Stored entries

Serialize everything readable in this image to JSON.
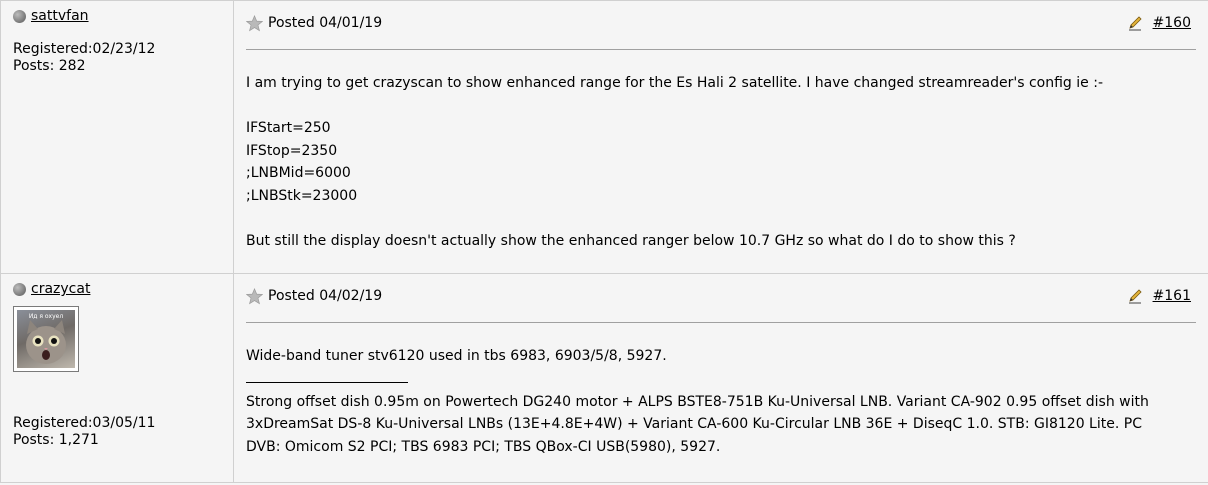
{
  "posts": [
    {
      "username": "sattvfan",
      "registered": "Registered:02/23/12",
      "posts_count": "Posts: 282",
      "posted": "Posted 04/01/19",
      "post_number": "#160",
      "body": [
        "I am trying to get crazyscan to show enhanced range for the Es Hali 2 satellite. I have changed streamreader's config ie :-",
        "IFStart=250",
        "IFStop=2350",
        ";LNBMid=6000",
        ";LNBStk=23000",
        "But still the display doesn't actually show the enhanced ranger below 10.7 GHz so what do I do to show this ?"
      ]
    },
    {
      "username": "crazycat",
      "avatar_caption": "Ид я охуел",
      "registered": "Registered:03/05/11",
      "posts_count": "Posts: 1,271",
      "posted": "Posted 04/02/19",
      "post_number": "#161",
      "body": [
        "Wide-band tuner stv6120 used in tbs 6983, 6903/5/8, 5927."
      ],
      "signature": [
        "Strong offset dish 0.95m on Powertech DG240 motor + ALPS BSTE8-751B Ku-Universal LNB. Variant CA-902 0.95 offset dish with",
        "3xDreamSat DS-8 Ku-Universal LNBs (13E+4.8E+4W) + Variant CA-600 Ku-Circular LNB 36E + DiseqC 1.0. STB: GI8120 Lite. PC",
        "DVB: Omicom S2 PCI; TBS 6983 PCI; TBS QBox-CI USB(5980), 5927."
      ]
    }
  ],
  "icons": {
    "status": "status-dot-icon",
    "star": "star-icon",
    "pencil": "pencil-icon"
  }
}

==

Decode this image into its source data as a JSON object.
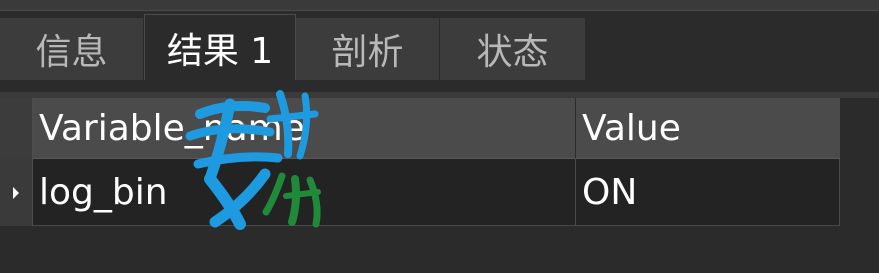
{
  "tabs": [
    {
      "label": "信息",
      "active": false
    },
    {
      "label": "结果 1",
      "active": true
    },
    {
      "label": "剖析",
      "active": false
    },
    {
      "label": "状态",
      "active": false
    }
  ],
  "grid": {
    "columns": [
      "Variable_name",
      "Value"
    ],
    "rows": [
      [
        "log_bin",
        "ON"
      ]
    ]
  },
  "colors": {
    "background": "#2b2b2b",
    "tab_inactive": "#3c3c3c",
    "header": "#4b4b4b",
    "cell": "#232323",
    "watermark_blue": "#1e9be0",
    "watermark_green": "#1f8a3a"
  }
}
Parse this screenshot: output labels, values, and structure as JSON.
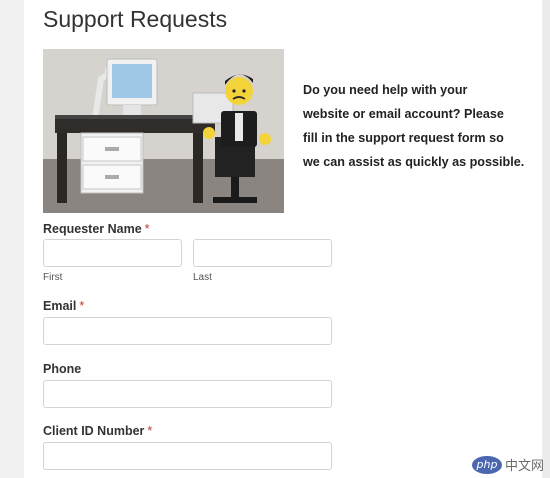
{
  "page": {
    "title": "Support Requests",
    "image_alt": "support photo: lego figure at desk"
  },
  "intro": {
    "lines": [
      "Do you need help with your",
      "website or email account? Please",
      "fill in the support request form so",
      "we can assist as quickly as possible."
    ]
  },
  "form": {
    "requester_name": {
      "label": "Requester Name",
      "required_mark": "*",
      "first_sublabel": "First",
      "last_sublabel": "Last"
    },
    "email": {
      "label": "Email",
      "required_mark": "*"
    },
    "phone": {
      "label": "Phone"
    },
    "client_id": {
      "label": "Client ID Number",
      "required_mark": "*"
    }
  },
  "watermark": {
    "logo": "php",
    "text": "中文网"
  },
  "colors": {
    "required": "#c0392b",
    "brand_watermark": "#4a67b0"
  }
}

▸ **Your instructions**:
Out of the material above, select every line that holds the string "enhanced".

▸ **Written reply**:
        "I am trying to get crazyscan to show enhanced range for the Es Hali 2 satellite. I have changed streamreader's config ie :-",
        "But still the display doesn't actually show the enhanced ranger below 10.7 GHz so what do I do to show this ?"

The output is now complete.